** start **

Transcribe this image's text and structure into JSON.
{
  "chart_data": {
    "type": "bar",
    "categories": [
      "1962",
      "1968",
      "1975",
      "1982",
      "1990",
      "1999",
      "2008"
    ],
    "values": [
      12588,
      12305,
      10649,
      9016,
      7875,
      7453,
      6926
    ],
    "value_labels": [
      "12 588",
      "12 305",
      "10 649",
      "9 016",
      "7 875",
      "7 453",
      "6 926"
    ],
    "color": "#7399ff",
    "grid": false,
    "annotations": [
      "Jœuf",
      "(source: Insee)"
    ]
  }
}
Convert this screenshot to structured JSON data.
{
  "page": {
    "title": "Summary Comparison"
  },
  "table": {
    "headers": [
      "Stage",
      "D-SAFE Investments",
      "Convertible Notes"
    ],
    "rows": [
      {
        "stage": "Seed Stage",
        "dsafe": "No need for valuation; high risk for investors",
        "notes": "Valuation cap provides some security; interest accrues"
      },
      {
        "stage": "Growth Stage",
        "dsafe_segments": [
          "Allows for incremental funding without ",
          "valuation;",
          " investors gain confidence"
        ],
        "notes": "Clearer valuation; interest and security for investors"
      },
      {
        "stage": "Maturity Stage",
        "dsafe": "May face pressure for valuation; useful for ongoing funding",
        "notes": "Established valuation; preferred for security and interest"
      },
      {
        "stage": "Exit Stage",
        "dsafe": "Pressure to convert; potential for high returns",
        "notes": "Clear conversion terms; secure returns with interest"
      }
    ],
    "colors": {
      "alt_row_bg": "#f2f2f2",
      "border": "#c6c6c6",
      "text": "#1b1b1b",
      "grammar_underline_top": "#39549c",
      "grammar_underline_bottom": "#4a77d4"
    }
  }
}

** end **

Reproduce all of the data exactly as given.

Transcribe this image's text and structure into JSON.
{
  "chart_data": {
    "type": "bar",
    "categories": [
      "1962",
      "1968",
      "1975",
      "1982",
      "1990",
      "1999",
      "2008"
    ],
    "values": [
      12588,
      12305,
      10649,
      9016,
      7875,
      7453,
      6926
    ],
    "value_labels": [
      "12 588",
      "12 305",
      "10 649",
      "9 016",
      "7 875",
      "7 453",
      "6 926"
    ],
    "color": "#7399ff",
    "grid": false,
    "annotations": [
      "Jœuf",
      "(source: Insee)"
    ]
  }
}
Convert this screenshot to structured JSON data.
{
  "page": {
    "title": "Summary Comparison"
  },
  "table": {
    "headers": [
      "Stage",
      "D-SAFE Investments",
      "Convertible Notes"
    ],
    "rows": [
      {
        "stage": "Seed Stage",
        "dsafe": "No need for valuation; high risk for investors",
        "notes": "Valuation cap provides some security; interest accrues"
      },
      {
        "stage": "Growth Stage",
        "dsafe_segments": [
          "Allows for incremental funding without ",
          "valuation;",
          " investors gain confidence"
        ],
        "notes": "Clearer valuation; interest and security for investors"
      },
      {
        "stage": "Maturity Stage",
        "dsafe": "May face pressure for valuation; useful for ongoing funding",
        "notes": "Established valuation; preferred for security and interest"
      },
      {
        "stage": "Exit Stage",
        "dsafe": "Pressure to convert; potential for high returns",
        "notes": "Clear conversion terms; secure returns with interest"
      }
    ],
    "colors": {
      "alt_row_bg": "#f2f2f2",
      "border": "#c6c6c6",
      "text": "#1b1b1b",
      "grammar_underline_top": "#39549c",
      "grammar_underline_bottom": "#4a77d4"
    }
  }
}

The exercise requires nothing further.